* _Problem to solve_
What lines of the data hold the string "shield"? Pull each one out.

Collected data entries
★ ★ ★ ★

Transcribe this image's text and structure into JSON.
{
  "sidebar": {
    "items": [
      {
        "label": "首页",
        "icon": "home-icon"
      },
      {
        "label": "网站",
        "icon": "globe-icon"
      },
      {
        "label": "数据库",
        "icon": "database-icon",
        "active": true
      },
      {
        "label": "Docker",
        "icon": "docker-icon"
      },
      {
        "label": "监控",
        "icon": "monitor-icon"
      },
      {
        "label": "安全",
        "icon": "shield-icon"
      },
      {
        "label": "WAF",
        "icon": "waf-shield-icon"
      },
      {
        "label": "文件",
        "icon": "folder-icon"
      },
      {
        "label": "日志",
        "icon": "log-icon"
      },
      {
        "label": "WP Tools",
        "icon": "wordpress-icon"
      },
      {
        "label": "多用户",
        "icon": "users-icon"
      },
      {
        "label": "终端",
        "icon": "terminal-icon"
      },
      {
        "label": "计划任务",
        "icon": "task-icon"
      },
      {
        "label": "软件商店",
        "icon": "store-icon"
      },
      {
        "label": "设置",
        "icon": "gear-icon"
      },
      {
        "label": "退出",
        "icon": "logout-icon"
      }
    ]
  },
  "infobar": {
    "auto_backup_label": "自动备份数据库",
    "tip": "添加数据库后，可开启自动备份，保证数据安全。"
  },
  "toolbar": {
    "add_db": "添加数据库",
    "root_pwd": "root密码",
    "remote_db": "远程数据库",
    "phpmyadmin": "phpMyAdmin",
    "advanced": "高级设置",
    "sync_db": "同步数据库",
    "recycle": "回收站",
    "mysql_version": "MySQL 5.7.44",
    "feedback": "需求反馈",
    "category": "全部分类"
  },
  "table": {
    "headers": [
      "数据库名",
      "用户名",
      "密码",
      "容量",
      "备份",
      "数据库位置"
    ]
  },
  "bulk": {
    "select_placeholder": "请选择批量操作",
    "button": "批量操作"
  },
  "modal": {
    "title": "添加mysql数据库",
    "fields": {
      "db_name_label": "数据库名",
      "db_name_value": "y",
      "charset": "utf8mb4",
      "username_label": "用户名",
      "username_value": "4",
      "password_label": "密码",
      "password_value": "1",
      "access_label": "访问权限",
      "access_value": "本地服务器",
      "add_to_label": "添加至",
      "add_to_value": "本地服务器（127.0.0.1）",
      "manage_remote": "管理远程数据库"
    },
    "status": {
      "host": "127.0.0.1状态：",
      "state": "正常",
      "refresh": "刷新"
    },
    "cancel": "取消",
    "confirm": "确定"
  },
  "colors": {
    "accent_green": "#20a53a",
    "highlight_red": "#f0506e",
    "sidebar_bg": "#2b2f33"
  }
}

★ ★ ★ ★

* _Exercise answer_
        "icon": "shield-icon"
        "icon": "waf-shield-icon"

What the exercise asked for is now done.